EXERCISE DETAILS: Starting at the beginning of the items and going on through the line with "List UI elements", write those lines out again with "rating-slider" changed to "score-slider" and nothing else altered. Leave out the pictures.

── LISTED RECORDS ──

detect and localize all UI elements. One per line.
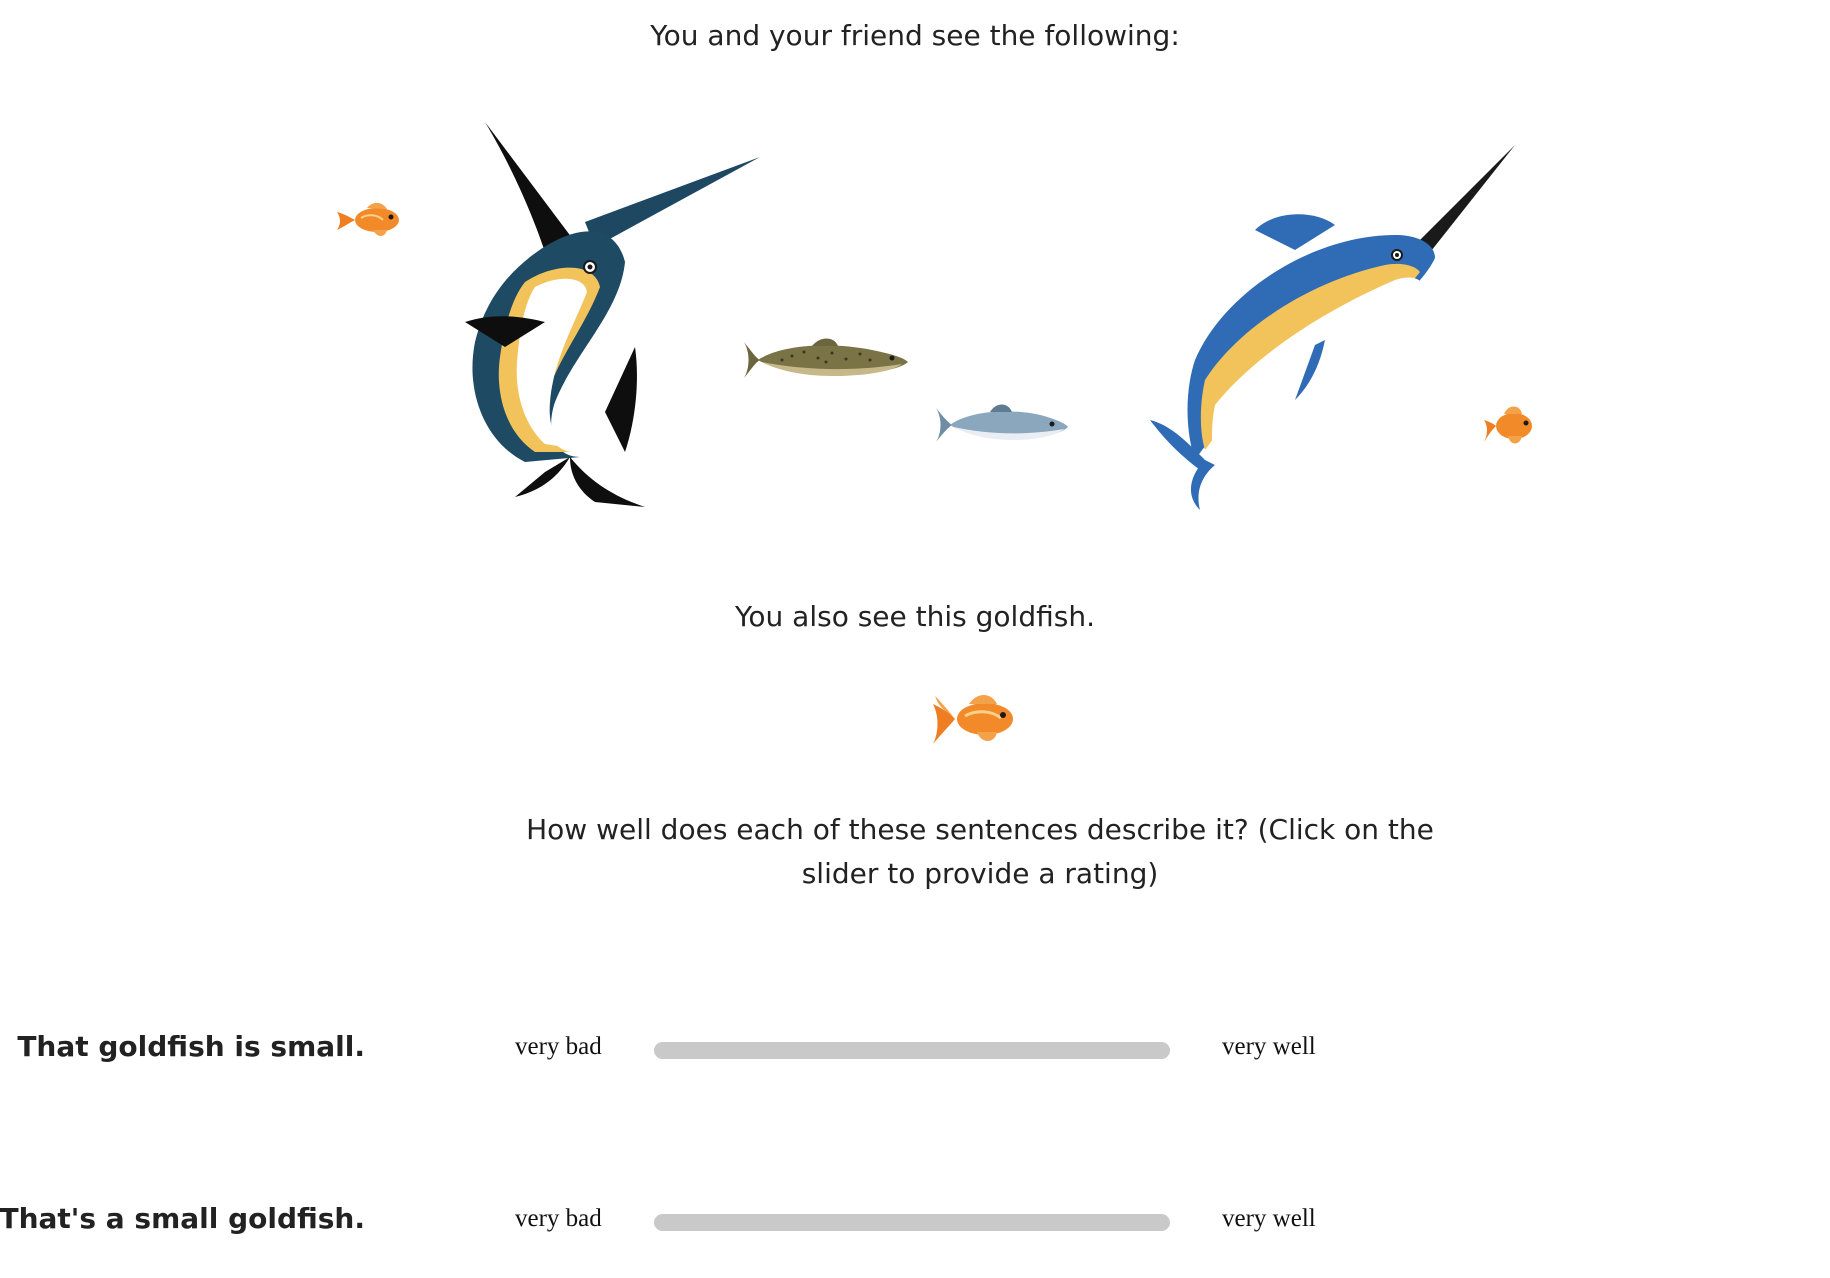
goldfish-small-right-icon [1484, 406, 1532, 444]
rating-slider[interactable] [654, 1214, 1170, 1231]
intro-text: You and your friend see the following: [650, 19, 1180, 52]
trout-icon [744, 338, 908, 378]
scale-left-label: very bad [515, 1033, 602, 1060]
rating-slider[interactable] [654, 1042, 1170, 1059]
scale-right-label: very well [1222, 1205, 1316, 1232]
scale-right-label: very well [1222, 1033, 1316, 1060]
sentence-label: That's a small goldfish. [0, 1202, 365, 1235]
question-text: How well does each of these sentences de… [526, 813, 1434, 890]
target-goldfish-icon [933, 695, 1013, 744]
goldfish-small-left-icon [337, 202, 399, 236]
marlin-blue-right-icon [1150, 145, 1515, 510]
marlin-dark-left-icon [465, 122, 760, 507]
also-see-text: You also see this goldfish. [735, 600, 1095, 633]
sentence-label: That goldfish is small. [17, 1030, 365, 1063]
scale-left-label: very bad [515, 1205, 602, 1232]
salmon-icon [936, 404, 1068, 442]
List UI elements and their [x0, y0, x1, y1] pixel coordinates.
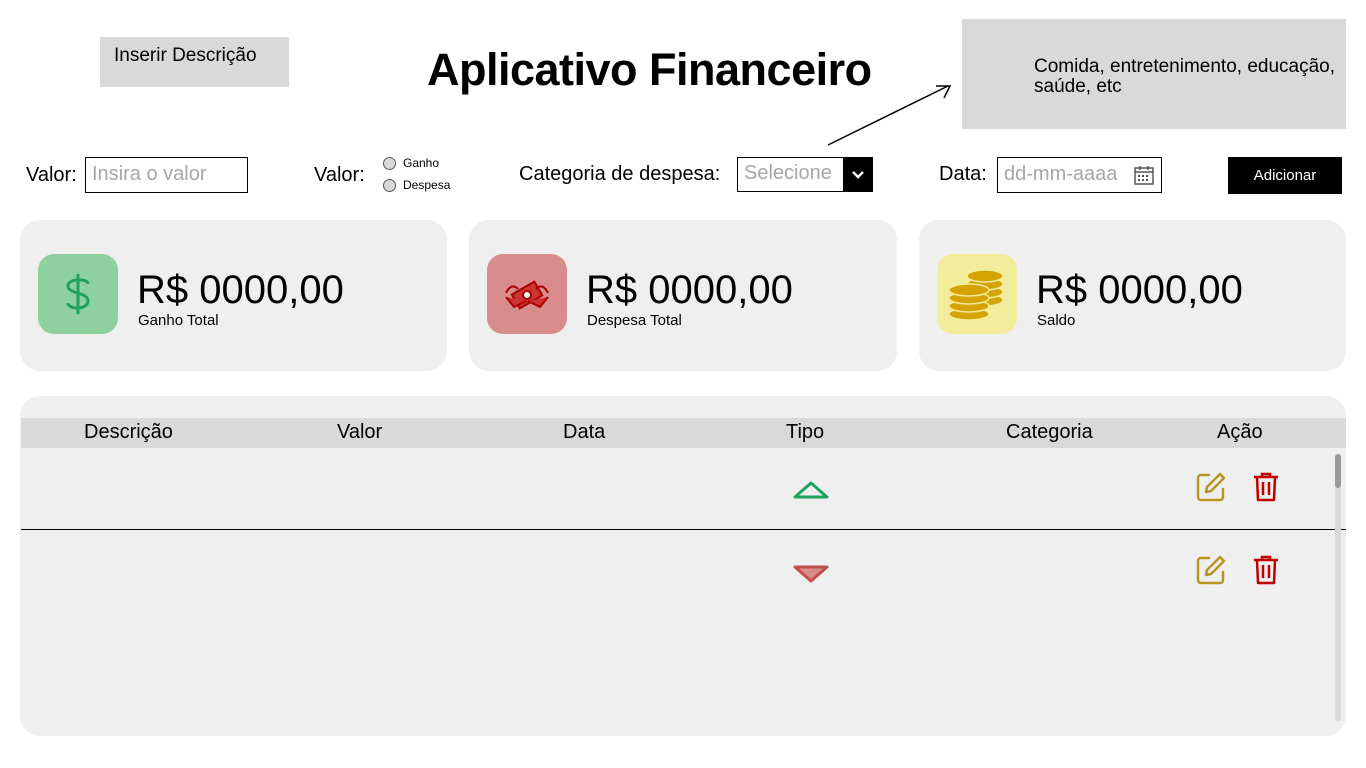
balance-label: Saldo [1037, 312, 1076, 329]
finance-app: Inserir Descrição Aplicativo Financeiro … [0, 0, 1366, 768]
add-button[interactable]: Adicionar [1228, 157, 1342, 194]
edit-icon[interactable] [1195, 471, 1227, 503]
coins-icon [937, 254, 1017, 334]
income-card: R$ 0000,00 Ganho Total [20, 220, 447, 371]
radio-despesa-circle[interactable] [383, 178, 396, 192]
arrow-icon [827, 85, 952, 146]
up-arrow-icon [793, 481, 829, 499]
expense-card: R$ 0000,00 Despesa Total [469, 220, 897, 371]
page-title: Aplicativo Financeiro [427, 44, 872, 95]
dollar-icon [38, 254, 118, 334]
radio-ganho-label: Ganho [403, 156, 440, 170]
column-header-categoria: Categoria [1006, 421, 1093, 443]
column-header-data: Data [563, 421, 606, 443]
category-select-placeholder: Selecione [744, 162, 832, 184]
type-label: Valor: [314, 164, 365, 186]
column-header-valor: Valor [337, 421, 383, 443]
trash-icon[interactable] [1252, 554, 1280, 586]
date-label: Data: [939, 163, 987, 185]
description-note: Inserir Descrição [100, 37, 289, 87]
radio-despesa-label: Despesa [403, 178, 451, 192]
description-note-text: Inserir Descrição [114, 45, 257, 66]
column-header-acao: Ação [1217, 421, 1263, 443]
table-header: Descrição Valor Data Tipo Categoria Ação [21, 418, 1346, 448]
money-flying-icon [487, 254, 567, 334]
row-divider [21, 529, 1346, 530]
column-header-tipo: Tipo [786, 421, 825, 443]
income-total-label: Ganho Total [138, 312, 219, 329]
balance-value: R$ 0000,00 [1036, 268, 1243, 312]
scrollbar-track[interactable] [1335, 454, 1341, 721]
expense-total-label: Despesa Total [587, 312, 682, 329]
category-select[interactable]: Selecione [737, 157, 873, 192]
edit-icon[interactable] [1195, 554, 1227, 586]
category-note: Comida, entretenimento, educação, saúde,… [962, 19, 1346, 129]
date-input[interactable]: dd-mm-aaaa [997, 157, 1162, 193]
income-total-value: R$ 0000,00 [137, 268, 344, 312]
category-note-text: Comida, entretenimento, educação, saúde,… [1034, 56, 1336, 97]
down-arrow-icon [793, 565, 829, 583]
date-input-placeholder: dd-mm-aaaa [1004, 163, 1118, 185]
value-input-placeholder: Insira o valor [92, 163, 207, 185]
expense-total-value: R$ 0000,00 [586, 268, 793, 312]
transactions-table: Descrição Valor Data Tipo Categoria Ação [20, 396, 1346, 736]
column-header-descricao: Descrição [84, 421, 173, 443]
value-label: Valor: [26, 164, 77, 186]
chevron-down-icon[interactable] [843, 158, 872, 191]
balance-card: R$ 0000,00 Saldo [919, 220, 1346, 371]
scrollbar-thumb[interactable] [1335, 454, 1341, 488]
calendar-icon[interactable] [1133, 164, 1155, 186]
radio-despesa[interactable]: Despesa [383, 178, 450, 192]
value-input[interactable]: Insira o valor [85, 157, 248, 193]
category-label: Categoria de despesa: [519, 163, 721, 185]
radio-ganho[interactable]: Ganho [383, 156, 439, 170]
radio-ganho-circle[interactable] [383, 156, 396, 170]
trash-icon[interactable] [1252, 471, 1280, 503]
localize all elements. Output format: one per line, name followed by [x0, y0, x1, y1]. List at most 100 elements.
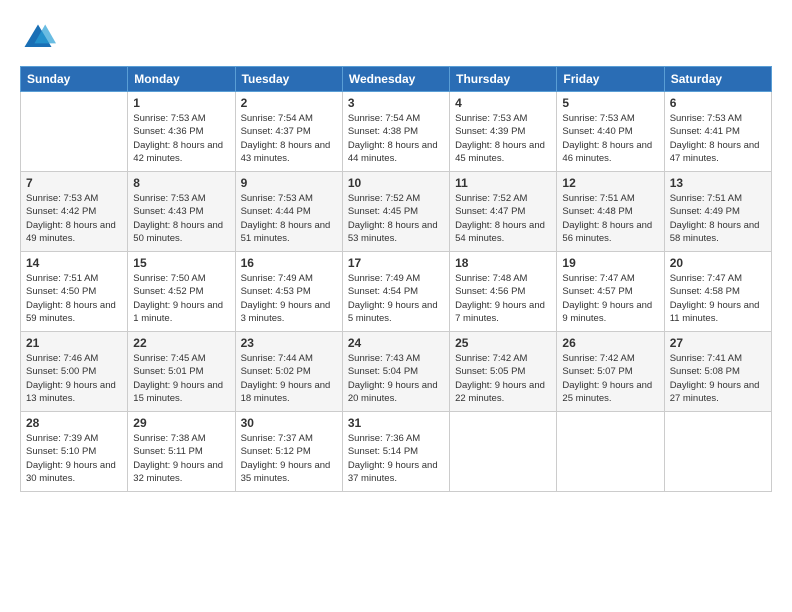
calendar-cell: [21, 92, 128, 172]
day-info: Sunrise: 7:42 AMSunset: 5:07 PMDaylight:…: [562, 352, 658, 405]
calendar-cell: 12 Sunrise: 7:51 AMSunset: 4:48 PMDayligh…: [557, 172, 664, 252]
calendar-cell: 24Sunrise: 7:43 AMSunset: 5:04 PMDayligh…: [342, 332, 449, 412]
calendar-header: SundayMondayTuesdayWednesdayThursdayFrid…: [21, 67, 772, 92]
calendar-cell: 14Sunrise: 7:51 AMSunset: 4:50 PMDayligh…: [21, 252, 128, 332]
calendar-cell: 25 Sunrise: 7:42 AMSunset: 5:05 PMDayligh…: [450, 332, 557, 412]
day-info: Sunrise: 7:45 AMSunset: 5:01 PMDaylight:…: [133, 352, 229, 405]
day-number: 21: [26, 336, 122, 350]
calendar-cell: 30 Sunrise: 7:37 AMSunset: 5:12 PMDayligh…: [235, 412, 342, 492]
day-info: Sunrise: 7:53 AMSunset: 4:39 PMDaylight:…: [455, 112, 551, 165]
calendar-cell: 23Sunrise: 7:44 AMSunset: 5:02 PMDayligh…: [235, 332, 342, 412]
calendar-body: 1 Sunrise: 7:53 AMSunset: 4:36 PMDaylight…: [21, 92, 772, 492]
day-number: 31: [348, 416, 444, 430]
calendar-cell: 5Sunrise: 7:53 AMSunset: 4:40 PMDaylight…: [557, 92, 664, 172]
calendar-cell: 15 Sunrise: 7:50 AMSunset: 4:52 PMDayligh…: [128, 252, 235, 332]
calendar-cell: 16 Sunrise: 7:49 AMSunset: 4:53 PMDayligh…: [235, 252, 342, 332]
day-number: 7: [26, 176, 122, 190]
day-number: 6: [670, 96, 766, 110]
weekday-header-tuesday: Tuesday: [235, 67, 342, 92]
calendar-cell: 13Sunrise: 7:51 AMSunset: 4:49 PMDayligh…: [664, 172, 771, 252]
day-number: 11: [455, 176, 551, 190]
header: [20, 20, 772, 56]
day-number: 24: [348, 336, 444, 350]
day-number: 29: [133, 416, 229, 430]
day-number: 10: [348, 176, 444, 190]
day-number: 16: [241, 256, 337, 270]
day-info: Sunrise: 7:37 AMSunset: 5:12 PMDaylight:…: [241, 432, 337, 485]
calendar-cell: [664, 412, 771, 492]
weekday-header-monday: Monday: [128, 67, 235, 92]
day-info: Sunrise: 7:46 AMSunset: 5:00 PMDaylight:…: [26, 352, 122, 405]
day-info: Sunrise: 7:47 AMSunset: 4:57 PMDaylight:…: [562, 272, 658, 325]
day-info: Sunrise: 7:41 AMSunset: 5:08 PMDaylight:…: [670, 352, 766, 405]
calendar-cell: 4 Sunrise: 7:53 AMSunset: 4:39 PMDaylight…: [450, 92, 557, 172]
day-info: Sunrise: 7:53 AMSunset: 4:41 PMDaylight:…: [670, 112, 766, 165]
calendar-cell: 18Sunrise: 7:48 AMSunset: 4:56 PMDayligh…: [450, 252, 557, 332]
day-info: Sunrise: 7:36 AMSunset: 5:14 PMDaylight:…: [348, 432, 444, 485]
day-info: Sunrise: 7:49 AMSunset: 4:54 PMDaylight:…: [348, 272, 444, 325]
calendar-cell: [450, 412, 557, 492]
day-number: 27: [670, 336, 766, 350]
day-number: 26: [562, 336, 658, 350]
calendar-cell: 26 Sunrise: 7:42 AMSunset: 5:07 PMDayligh…: [557, 332, 664, 412]
day-info: Sunrise: 7:53 AMSunset: 4:42 PMDaylight:…: [26, 192, 122, 245]
day-number: 1: [133, 96, 229, 110]
weekday-header-friday: Friday: [557, 67, 664, 92]
calendar-cell: 10 Sunrise: 7:52 AMSunset: 4:45 PMDayligh…: [342, 172, 449, 252]
day-number: 15: [133, 256, 229, 270]
day-info: Sunrise: 7:42 AMSunset: 5:05 PMDaylight:…: [455, 352, 551, 405]
calendar-cell: 2 Sunrise: 7:54 AMSunset: 4:37 PMDaylight…: [235, 92, 342, 172]
day-info: Sunrise: 7:49 AMSunset: 4:53 PMDaylight:…: [241, 272, 337, 325]
calendar-cell: 22 Sunrise: 7:45 AMSunset: 5:01 PMDayligh…: [128, 332, 235, 412]
day-info: Sunrise: 7:44 AMSunset: 5:02 PMDaylight:…: [241, 352, 337, 405]
day-info: Sunrise: 7:53 AMSunset: 4:36 PMDaylight:…: [133, 112, 229, 165]
calendar-cell: 29 Sunrise: 7:38 AMSunset: 5:11 PMDayligh…: [128, 412, 235, 492]
calendar-cell: 20 Sunrise: 7:47 AMSunset: 4:58 PMDayligh…: [664, 252, 771, 332]
day-number: 8: [133, 176, 229, 190]
day-number: 30: [241, 416, 337, 430]
weekday-header-thursday: Thursday: [450, 67, 557, 92]
calendar-cell: 6 Sunrise: 7:53 AMSunset: 4:41 PMDaylight…: [664, 92, 771, 172]
weekday-row: SundayMondayTuesdayWednesdayThursdayFrid…: [21, 67, 772, 92]
day-number: 4: [455, 96, 551, 110]
day-info: Sunrise: 7:50 AMSunset: 4:52 PMDaylight:…: [133, 272, 229, 325]
day-number: 3: [348, 96, 444, 110]
day-info: Sunrise: 7:51 AMSunset: 4:48 PMDaylight:…: [562, 192, 658, 245]
day-number: 20: [670, 256, 766, 270]
day-info: Sunrise: 7:53 AMSunset: 4:44 PMDaylight:…: [241, 192, 337, 245]
calendar-cell: 17 Sunrise: 7:49 AMSunset: 4:54 PMDayligh…: [342, 252, 449, 332]
day-number: 9: [241, 176, 337, 190]
day-number: 2: [241, 96, 337, 110]
calendar-cell: 9 Sunrise: 7:53 AMSunset: 4:44 PMDaylight…: [235, 172, 342, 252]
day-info: Sunrise: 7:38 AMSunset: 5:11 PMDaylight:…: [133, 432, 229, 485]
day-number: 12: [562, 176, 658, 190]
calendar-cell: [557, 412, 664, 492]
day-number: 22: [133, 336, 229, 350]
day-info: Sunrise: 7:54 AMSunset: 4:37 PMDaylight:…: [241, 112, 337, 165]
calendar-cell: 21 Sunrise: 7:46 AMSunset: 5:00 PMDayligh…: [21, 332, 128, 412]
day-info: Sunrise: 7:48 AMSunset: 4:56 PMDaylight:…: [455, 272, 551, 325]
day-number: 14: [26, 256, 122, 270]
calendar-cell: 19 Sunrise: 7:47 AMSunset: 4:57 PMDayligh…: [557, 252, 664, 332]
calendar-page: SundayMondayTuesdayWednesdayThursdayFrid…: [0, 0, 792, 612]
day-number: 19: [562, 256, 658, 270]
day-info: Sunrise: 7:53 AMSunset: 4:43 PMDaylight:…: [133, 192, 229, 245]
day-info: Sunrise: 7:47 AMSunset: 4:58 PMDaylight:…: [670, 272, 766, 325]
calendar-cell: 3 Sunrise: 7:54 AMSunset: 4:38 PMDaylight…: [342, 92, 449, 172]
day-info: Sunrise: 7:54 AMSunset: 4:38 PMDaylight:…: [348, 112, 444, 165]
week-row-3: 21 Sunrise: 7:46 AMSunset: 5:00 PMDayligh…: [21, 332, 772, 412]
day-number: 13: [670, 176, 766, 190]
calendar-cell: 1 Sunrise: 7:53 AMSunset: 4:36 PMDaylight…: [128, 92, 235, 172]
day-info: Sunrise: 7:52 AMSunset: 4:47 PMDaylight:…: [455, 192, 551, 245]
day-number: 17: [348, 256, 444, 270]
day-number: 25: [455, 336, 551, 350]
day-info: Sunrise: 7:39 AMSunset: 5:10 PMDaylight:…: [26, 432, 122, 485]
day-info: Sunrise: 7:53 AMSunset: 4:40 PMDaylight:…: [562, 112, 658, 165]
week-row-4: 28Sunrise: 7:39 AMSunset: 5:10 PMDayligh…: [21, 412, 772, 492]
calendar-cell: 27 Sunrise: 7:41 AMSunset: 5:08 PMDayligh…: [664, 332, 771, 412]
logo: [20, 20, 60, 56]
weekday-header-wednesday: Wednesday: [342, 67, 449, 92]
weekday-header-saturday: Saturday: [664, 67, 771, 92]
week-row-1: 7 Sunrise: 7:53 AMSunset: 4:42 PMDaylight…: [21, 172, 772, 252]
day-info: Sunrise: 7:52 AMSunset: 4:45 PMDaylight:…: [348, 192, 444, 245]
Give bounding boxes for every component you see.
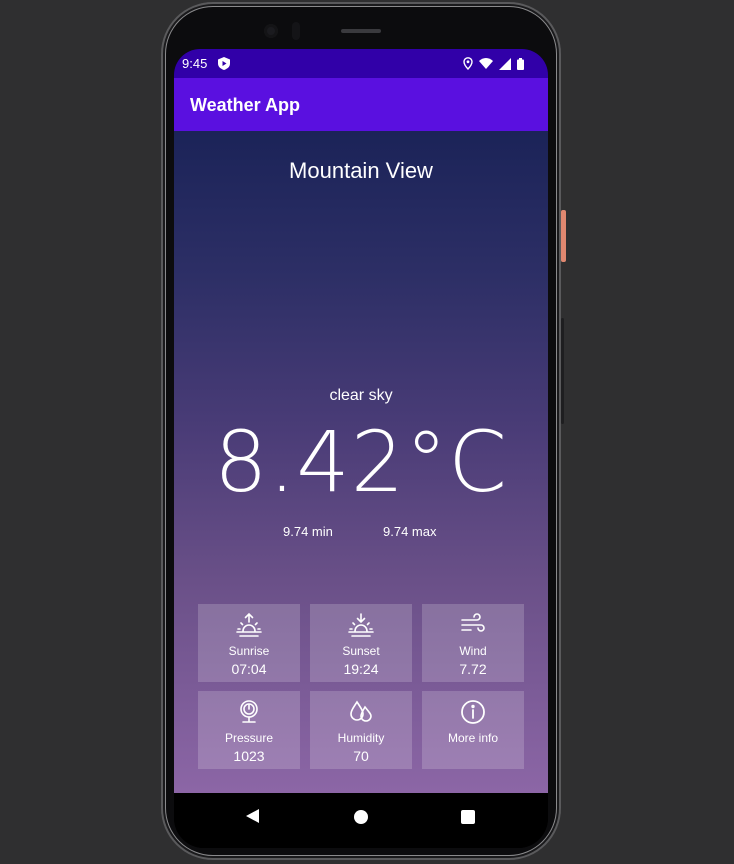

───

FINISHED EXERCISE:
detect and localize all UI elements. One per line.
goldfish-small-right-icon [1484, 406, 1532, 444]
score-slider[interactable] [654, 1214, 1170, 1231]
intro-text: You and your friend see the following: [650, 19, 1180, 52]
trout-icon [744, 338, 908, 378]
scale-left-label: very bad [515, 1033, 602, 1060]
score-slider[interactable] [654, 1042, 1170, 1059]
scale-right-label: very well [1222, 1205, 1316, 1232]
scale-right-label: very well [1222, 1033, 1316, 1060]
sentence-label: That's a small goldfish. [0, 1202, 365, 1235]
question-text: How well does each of these sentences de… [526, 813, 1434, 890]
target-goldfish-icon [933, 695, 1013, 744]
goldfish-small-left-icon [337, 202, 399, 236]
marlin-blue-right-icon [1150, 145, 1515, 510]
marlin-dark-left-icon [465, 122, 760, 507]
also-see-text: You also see this goldfish. [735, 600, 1095, 633]
sentence-label: That goldfish is small. [17, 1030, 365, 1063]
scale-left-label: very bad [515, 1205, 602, 1232]
salmon-icon [936, 404, 1068, 442]
List UI elements and their [x0, y0, x1, y1] pixel coordinates.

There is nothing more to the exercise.